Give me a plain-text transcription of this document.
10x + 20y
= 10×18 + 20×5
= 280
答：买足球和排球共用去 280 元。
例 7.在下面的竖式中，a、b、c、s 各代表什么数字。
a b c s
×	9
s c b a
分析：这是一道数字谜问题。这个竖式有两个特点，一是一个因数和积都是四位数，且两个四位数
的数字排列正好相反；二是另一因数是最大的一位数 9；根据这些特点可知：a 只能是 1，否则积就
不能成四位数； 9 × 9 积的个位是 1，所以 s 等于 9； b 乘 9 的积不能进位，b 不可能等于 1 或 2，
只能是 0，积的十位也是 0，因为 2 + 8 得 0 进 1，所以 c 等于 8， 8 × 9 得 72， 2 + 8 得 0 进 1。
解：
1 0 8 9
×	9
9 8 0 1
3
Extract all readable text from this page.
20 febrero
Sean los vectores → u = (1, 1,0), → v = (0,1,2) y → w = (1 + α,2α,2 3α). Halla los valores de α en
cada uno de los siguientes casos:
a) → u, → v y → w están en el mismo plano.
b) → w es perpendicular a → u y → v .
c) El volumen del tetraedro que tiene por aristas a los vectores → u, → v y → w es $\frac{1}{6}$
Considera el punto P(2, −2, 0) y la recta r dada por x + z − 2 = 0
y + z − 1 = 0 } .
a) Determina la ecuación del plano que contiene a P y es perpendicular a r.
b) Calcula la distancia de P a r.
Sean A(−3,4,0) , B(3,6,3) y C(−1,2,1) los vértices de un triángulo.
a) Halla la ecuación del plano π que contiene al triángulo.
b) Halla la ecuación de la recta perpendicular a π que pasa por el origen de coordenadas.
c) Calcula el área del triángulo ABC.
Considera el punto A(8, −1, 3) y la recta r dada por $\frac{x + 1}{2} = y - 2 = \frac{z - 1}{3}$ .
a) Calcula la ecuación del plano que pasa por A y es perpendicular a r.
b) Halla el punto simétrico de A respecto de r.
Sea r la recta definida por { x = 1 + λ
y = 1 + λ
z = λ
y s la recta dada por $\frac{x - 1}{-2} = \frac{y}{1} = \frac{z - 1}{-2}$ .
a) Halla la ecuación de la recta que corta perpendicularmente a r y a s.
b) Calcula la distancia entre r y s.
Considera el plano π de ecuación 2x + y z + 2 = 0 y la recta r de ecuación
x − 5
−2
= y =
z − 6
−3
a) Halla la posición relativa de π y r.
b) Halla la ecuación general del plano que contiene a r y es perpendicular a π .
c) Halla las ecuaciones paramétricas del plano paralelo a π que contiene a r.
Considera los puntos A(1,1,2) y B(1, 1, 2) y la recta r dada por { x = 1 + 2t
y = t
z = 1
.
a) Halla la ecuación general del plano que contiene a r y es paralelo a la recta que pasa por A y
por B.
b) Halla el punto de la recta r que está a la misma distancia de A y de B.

= = =

■ The task: Pull out each line of the listing that holds the string "triángulo".

■ Exercise result:
Sean A(−3,4,0) , B(3,6,3) y C(−1,2,1) los vértices de un triángulo.
a) Halla la ecuación del plano π que contiene al triángulo.
c) Calcula el área del triángulo ABC.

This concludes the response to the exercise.